- _Task requirements_: State how many lines in the records hold the word "Esprit", giving the number and no other text.

- _Source records_:
------------

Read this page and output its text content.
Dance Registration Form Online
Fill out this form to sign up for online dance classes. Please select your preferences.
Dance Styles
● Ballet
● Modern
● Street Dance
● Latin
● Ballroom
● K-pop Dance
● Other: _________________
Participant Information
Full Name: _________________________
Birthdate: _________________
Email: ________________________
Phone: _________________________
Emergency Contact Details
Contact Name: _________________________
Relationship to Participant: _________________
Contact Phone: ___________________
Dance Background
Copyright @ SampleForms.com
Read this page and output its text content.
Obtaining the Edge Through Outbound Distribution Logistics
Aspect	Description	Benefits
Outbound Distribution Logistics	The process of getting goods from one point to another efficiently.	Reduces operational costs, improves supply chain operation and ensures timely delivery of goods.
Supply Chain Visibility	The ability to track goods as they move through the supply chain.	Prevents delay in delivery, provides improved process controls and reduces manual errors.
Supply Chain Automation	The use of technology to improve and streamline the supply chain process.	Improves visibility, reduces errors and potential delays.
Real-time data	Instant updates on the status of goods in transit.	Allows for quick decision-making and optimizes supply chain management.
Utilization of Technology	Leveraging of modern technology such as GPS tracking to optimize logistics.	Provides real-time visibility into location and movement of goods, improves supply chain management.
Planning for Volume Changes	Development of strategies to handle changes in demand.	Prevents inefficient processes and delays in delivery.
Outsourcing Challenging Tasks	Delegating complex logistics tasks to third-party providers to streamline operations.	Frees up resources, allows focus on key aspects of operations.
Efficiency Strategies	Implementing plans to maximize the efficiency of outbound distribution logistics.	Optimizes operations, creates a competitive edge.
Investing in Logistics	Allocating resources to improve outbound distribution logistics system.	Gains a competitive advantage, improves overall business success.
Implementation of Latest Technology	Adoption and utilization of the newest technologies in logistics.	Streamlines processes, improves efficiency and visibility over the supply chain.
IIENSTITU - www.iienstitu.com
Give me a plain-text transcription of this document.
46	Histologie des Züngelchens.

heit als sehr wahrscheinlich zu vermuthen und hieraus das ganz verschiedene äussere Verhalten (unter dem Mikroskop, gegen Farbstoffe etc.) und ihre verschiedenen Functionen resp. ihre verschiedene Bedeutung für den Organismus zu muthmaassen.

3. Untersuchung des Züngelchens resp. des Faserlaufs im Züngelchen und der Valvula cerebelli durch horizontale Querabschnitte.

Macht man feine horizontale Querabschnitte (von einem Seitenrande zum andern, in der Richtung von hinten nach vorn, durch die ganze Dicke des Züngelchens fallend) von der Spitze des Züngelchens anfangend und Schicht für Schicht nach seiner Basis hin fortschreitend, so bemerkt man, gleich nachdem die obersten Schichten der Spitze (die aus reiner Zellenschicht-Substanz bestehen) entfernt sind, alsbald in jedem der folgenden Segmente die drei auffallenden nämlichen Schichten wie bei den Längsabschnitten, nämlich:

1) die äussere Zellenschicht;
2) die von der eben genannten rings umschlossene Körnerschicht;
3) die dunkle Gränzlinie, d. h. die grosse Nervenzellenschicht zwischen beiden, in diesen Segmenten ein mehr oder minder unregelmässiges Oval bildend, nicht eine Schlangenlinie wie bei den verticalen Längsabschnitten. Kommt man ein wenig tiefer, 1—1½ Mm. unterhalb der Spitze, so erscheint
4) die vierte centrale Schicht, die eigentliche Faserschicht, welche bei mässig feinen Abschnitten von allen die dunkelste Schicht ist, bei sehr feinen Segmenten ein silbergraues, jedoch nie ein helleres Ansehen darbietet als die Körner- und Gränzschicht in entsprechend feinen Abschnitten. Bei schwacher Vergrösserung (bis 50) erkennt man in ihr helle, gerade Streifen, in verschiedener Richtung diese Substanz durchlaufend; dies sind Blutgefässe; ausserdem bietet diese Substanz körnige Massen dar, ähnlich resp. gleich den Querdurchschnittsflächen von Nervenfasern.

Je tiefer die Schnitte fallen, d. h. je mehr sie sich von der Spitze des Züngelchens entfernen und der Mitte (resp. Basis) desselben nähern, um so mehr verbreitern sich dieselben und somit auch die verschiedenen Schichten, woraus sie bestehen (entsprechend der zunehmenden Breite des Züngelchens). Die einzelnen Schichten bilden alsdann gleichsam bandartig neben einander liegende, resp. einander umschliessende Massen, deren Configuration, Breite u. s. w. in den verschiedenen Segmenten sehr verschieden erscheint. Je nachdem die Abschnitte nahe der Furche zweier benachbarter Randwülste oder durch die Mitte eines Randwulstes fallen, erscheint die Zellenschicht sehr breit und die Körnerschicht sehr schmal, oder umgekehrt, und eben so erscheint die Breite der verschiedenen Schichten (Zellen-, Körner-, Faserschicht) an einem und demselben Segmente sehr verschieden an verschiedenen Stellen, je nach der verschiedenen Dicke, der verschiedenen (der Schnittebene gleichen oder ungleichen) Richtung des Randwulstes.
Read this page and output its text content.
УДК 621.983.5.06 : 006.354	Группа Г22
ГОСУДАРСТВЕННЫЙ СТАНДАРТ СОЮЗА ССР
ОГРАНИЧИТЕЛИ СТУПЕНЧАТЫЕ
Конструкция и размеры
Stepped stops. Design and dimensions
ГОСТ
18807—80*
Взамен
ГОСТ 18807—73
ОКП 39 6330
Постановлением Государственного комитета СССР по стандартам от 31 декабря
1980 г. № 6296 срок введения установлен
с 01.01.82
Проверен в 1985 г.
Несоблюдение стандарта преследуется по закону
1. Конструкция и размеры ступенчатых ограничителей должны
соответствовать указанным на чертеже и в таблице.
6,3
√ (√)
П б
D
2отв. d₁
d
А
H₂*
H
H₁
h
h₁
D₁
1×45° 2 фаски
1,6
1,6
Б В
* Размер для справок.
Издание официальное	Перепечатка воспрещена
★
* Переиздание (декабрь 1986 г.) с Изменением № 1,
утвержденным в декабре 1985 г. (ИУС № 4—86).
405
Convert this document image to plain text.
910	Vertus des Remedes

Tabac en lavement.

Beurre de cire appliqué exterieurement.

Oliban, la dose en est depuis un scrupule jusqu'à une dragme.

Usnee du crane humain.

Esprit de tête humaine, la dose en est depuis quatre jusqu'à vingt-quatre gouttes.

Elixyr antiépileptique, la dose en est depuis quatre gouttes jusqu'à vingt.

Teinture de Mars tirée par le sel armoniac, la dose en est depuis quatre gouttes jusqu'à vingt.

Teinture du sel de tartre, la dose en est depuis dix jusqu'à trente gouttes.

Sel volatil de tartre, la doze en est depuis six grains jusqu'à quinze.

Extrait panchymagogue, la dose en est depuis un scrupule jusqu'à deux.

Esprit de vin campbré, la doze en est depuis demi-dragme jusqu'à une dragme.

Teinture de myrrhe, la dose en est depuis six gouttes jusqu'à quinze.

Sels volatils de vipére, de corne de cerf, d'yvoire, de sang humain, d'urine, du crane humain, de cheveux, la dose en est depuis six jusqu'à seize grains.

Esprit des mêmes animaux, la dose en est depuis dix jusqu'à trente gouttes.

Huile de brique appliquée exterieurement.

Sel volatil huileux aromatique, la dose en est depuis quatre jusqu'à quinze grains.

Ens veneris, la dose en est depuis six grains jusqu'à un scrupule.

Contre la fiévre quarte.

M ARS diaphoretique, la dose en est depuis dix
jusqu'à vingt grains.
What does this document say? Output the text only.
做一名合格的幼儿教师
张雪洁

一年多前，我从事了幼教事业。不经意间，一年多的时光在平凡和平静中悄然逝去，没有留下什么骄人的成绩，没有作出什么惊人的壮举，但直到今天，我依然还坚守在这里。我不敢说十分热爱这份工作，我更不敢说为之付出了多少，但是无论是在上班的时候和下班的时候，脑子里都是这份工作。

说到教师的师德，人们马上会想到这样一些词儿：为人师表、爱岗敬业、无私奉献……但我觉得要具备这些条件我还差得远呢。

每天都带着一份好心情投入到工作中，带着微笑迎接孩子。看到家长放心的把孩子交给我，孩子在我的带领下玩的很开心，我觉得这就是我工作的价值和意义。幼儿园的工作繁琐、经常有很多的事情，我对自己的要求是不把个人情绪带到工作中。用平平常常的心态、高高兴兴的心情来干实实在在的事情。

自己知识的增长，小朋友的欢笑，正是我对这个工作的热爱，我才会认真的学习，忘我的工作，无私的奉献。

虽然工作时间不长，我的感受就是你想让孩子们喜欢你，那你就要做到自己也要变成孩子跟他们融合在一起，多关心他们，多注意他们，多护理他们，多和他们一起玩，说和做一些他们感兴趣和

------------

- _Task solution_: 3